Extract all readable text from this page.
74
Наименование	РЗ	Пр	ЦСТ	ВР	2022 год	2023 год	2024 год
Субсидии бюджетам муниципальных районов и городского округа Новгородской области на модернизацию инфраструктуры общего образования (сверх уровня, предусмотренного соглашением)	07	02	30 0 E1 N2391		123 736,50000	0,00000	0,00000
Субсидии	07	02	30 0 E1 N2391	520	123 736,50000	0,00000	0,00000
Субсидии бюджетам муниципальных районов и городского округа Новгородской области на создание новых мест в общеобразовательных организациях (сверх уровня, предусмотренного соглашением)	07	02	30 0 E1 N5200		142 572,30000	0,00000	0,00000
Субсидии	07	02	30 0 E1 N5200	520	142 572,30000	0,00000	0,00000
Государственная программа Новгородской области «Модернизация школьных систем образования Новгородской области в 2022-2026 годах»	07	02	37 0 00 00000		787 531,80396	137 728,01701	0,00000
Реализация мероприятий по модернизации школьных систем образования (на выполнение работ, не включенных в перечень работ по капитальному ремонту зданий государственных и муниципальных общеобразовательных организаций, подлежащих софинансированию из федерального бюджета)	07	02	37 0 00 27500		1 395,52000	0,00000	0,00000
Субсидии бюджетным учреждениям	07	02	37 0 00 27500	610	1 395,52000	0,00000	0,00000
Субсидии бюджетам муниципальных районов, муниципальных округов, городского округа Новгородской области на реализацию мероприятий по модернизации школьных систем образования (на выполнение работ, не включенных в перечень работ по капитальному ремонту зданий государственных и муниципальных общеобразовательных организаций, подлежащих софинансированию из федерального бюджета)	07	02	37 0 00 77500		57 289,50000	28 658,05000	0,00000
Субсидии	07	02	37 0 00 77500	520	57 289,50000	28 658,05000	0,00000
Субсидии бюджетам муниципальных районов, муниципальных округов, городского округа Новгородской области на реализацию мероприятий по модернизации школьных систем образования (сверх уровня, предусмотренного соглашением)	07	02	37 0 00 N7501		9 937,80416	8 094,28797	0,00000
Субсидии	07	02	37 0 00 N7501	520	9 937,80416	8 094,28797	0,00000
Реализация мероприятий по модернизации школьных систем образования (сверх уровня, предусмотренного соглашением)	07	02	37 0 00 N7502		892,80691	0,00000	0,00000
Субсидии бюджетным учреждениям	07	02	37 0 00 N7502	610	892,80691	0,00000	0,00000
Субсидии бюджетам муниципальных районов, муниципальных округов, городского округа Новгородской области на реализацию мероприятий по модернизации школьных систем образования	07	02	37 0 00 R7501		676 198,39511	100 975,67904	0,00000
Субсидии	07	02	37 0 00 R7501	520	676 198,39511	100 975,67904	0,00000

####

Directive: Every line above that contains the word "учреждениям" should be reported.

Exercise response:
Субсидии бюджетным учреждениям	07	02	37 0 00 27500	610	1 395,52000	0,00000	0,00000
Субсидии бюджетным учреждениям	07	02	37 0 00 N7502	610	892,80691	0,00000	0,00000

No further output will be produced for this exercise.